[Stored records]
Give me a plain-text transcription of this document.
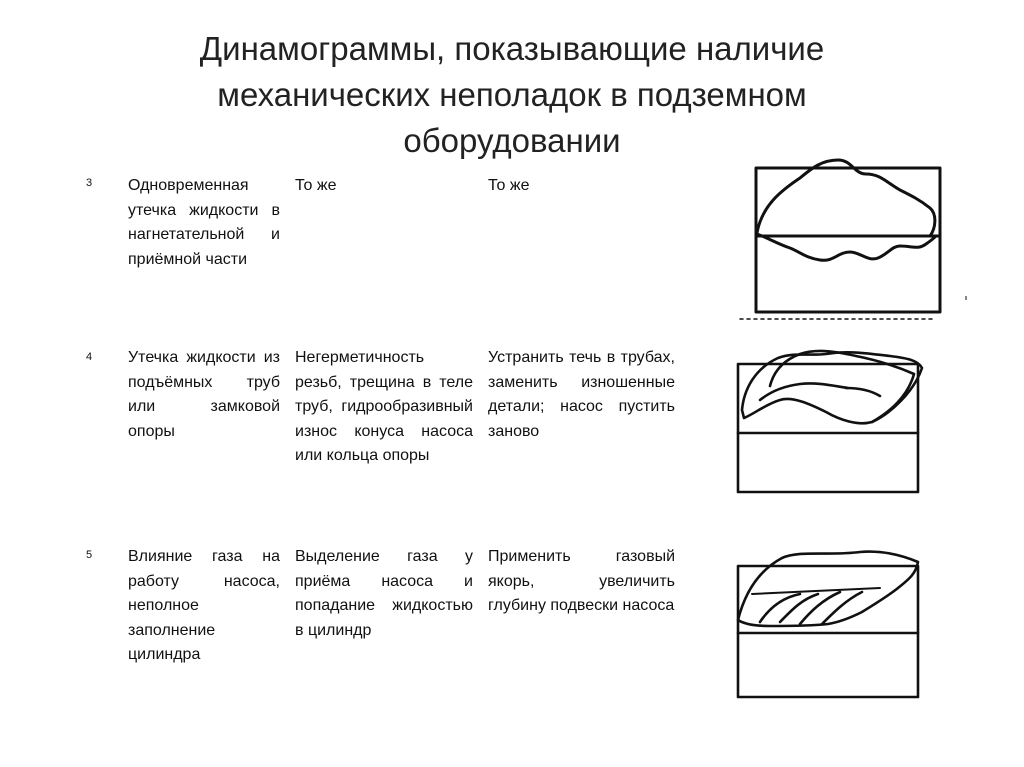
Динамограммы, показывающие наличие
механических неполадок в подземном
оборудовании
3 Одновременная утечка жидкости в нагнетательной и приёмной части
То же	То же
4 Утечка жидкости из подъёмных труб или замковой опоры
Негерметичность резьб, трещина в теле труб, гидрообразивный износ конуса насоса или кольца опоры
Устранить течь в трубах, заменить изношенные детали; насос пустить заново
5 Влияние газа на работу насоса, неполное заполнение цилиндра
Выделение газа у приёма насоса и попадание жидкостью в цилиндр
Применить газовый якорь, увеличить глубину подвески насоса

**INSTRUCTIONS TO FOLLOW:** Return the material exactly as given, apart from the pictures.

**ANSWER TO THE TASK:**
Give me a plain-text transcription of this document.
Динамограммы, показывающие наличие
механических неполадок в подземном
оборудовании
3 Одновременная утечка жидкости в нагнетательной и приёмной части
То же	То же
4 Утечка жидкости из подъёмных труб или замковой опоры
Негерметичность резьб, трещина в теле труб, гидрообразивный износ конуса насоса или кольца опоры
Устранить течь в трубах, заменить изношенные детали; насос пустить заново
5 Влияние газа на работу насоса, неполное заполнение цилиндра
Выделение газа у приёма насоса и попадание жидкостью в цилиндр
Применить газовый якорь, увеличить глубину подвески насоса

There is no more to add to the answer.